THE REQUEST
Output all of the records exactly as written.
--- INFORMATION PROVIDED ---
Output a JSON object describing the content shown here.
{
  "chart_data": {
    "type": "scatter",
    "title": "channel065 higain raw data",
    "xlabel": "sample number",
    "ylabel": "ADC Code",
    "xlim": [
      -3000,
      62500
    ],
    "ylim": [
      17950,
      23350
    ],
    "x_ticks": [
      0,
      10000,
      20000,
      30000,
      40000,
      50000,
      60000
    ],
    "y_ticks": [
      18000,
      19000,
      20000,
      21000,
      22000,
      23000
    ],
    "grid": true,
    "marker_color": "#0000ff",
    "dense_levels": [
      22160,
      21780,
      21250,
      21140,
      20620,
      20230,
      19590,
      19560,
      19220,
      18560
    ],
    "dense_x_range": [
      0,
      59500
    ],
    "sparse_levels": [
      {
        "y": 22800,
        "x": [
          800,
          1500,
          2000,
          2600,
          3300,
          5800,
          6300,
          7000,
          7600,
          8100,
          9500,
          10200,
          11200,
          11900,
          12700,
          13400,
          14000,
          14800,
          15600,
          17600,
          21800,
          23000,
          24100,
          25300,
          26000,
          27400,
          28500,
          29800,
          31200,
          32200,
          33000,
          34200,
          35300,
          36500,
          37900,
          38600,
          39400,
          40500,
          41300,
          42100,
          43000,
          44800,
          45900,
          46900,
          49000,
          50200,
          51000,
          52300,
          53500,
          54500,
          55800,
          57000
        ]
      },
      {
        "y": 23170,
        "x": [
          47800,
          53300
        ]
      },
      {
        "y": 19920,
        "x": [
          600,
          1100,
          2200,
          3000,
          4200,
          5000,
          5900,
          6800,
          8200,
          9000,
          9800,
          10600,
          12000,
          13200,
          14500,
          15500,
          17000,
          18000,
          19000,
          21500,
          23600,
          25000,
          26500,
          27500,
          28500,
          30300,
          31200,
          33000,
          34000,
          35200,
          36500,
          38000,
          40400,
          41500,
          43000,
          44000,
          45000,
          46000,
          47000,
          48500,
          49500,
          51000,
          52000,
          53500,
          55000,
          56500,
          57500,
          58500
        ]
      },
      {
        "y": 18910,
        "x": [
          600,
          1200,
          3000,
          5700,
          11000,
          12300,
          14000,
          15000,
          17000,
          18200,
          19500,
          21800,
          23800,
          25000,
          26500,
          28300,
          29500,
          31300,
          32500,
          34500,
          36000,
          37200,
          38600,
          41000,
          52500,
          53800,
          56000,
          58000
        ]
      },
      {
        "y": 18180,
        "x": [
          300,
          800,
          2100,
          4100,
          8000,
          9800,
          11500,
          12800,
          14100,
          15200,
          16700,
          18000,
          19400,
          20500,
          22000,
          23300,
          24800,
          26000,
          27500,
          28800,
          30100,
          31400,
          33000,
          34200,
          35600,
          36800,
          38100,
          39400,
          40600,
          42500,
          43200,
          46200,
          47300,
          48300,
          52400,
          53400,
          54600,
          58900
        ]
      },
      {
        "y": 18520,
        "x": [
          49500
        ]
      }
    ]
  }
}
---
THE RESULT
Output a JSON object describing the content shown here.
{
  "chart_data": {
    "type": "scatter",
    "title": "channel065 higain raw data",
    "xlabel": "sample number",
    "ylabel": "ADC Code",
    "xlim": [
      -3000,
      62500
    ],
    "ylim": [
      17950,
      23350
    ],
    "x_ticks": [
      0,
      10000,
      20000,
      30000,
      40000,
      50000,
      60000
    ],
    "y_ticks": [
      18000,
      19000,
      20000,
      21000,
      22000,
      23000
    ],
    "grid": true,
    "marker_color": "#0000ff",
    "dense_levels": [
      22160,
      21780,
      21250,
      21140,
      20620,
      20230,
      19590,
      19560,
      19220,
      18560
    ],
    "dense_x_range": [
      0,
      59500
    ],
    "sparse_levels": [
      {
        "y": 22800,
        "x": [
          800,
          1500,
          2000,
          2600,
          3300,
          5800,
          6300,
          7000,
          7600,
          8100,
          9500,
          10200,
          11200,
          11900,
          12700,
          13400,
          14000,
          14800,
          15600,
          17600,
          21800,
          23000,
          24100,
          25300,
          26000,
          27400,
          28500,
          29800,
          31200,
          32200,
          33000,
          34200,
          35300,
          36500,
          37900,
          38600,
          39400,
          40500,
          41300,
          42100,
          43000,
          44800,
          45900,
          46900,
          49000,
          50200,
          51000,
          52300,
          53500,
          54500,
          55800,
          57000
        ]
      },
      {
        "y": 23170,
        "x": [
          47800,
          53300
        ]
      },
      {
        "y": 19920,
        "x": [
          600,
          1100,
          2200,
          3000,
          4200,
          5000,
          5900,
          6800,
          8200,
          9000,
          9800,
          10600,
          12000,
          13200,
          14500,
          15500,
          17000,
          18000,
          19000,
          21500,
          23600,
          25000,
          26500,
          27500,
          28500,
          30300,
          31200,
          33000,
          34000,
          35200,
          36500,
          38000,
          40400,
          41500,
          43000,
          44000,
          45000,
          46000,
          47000,
          48500,
          49500,
          51000,
          52000,
          53500,
          55000,
          56500,
          57500,
          58500
        ]
      },
      {
        "y": 18910,
        "x": [
          600,
          1200,
          3000,
          5700,
          11000,
          12300,
          14000,
          15000,
          17000,
          18200,
          19500,
          21800,
          23800,
          25000,
          26500,
          28300,
          29500,
          31300,
          32500,
          34500,
          36000,
          37200,
          38600,
          41000,
          52500,
          53800,
          56000,
          58000
        ]
      },
      {
        "y": 18180,
        "x": [
          300,
          800,
          2100,
          4100,
          8000,
          9800,
          11500,
          12800,
          14100,
          15200,
          16700,
          18000,
          19400,
          20500,
          22000,
          23300,
          24800,
          26000,
          27500,
          28800,
          30100,
          31400,
          33000,
          34200,
          35600,
          36800,
          38100,
          39400,
          40600,
          42500,
          43200,
          46200,
          47300,
          48300,
          52400,
          53400,
          54600,
          58900
        ]
      },
      {
        "y": 18520,
        "x": [
          49500
        ]
      }
    ]
  }
}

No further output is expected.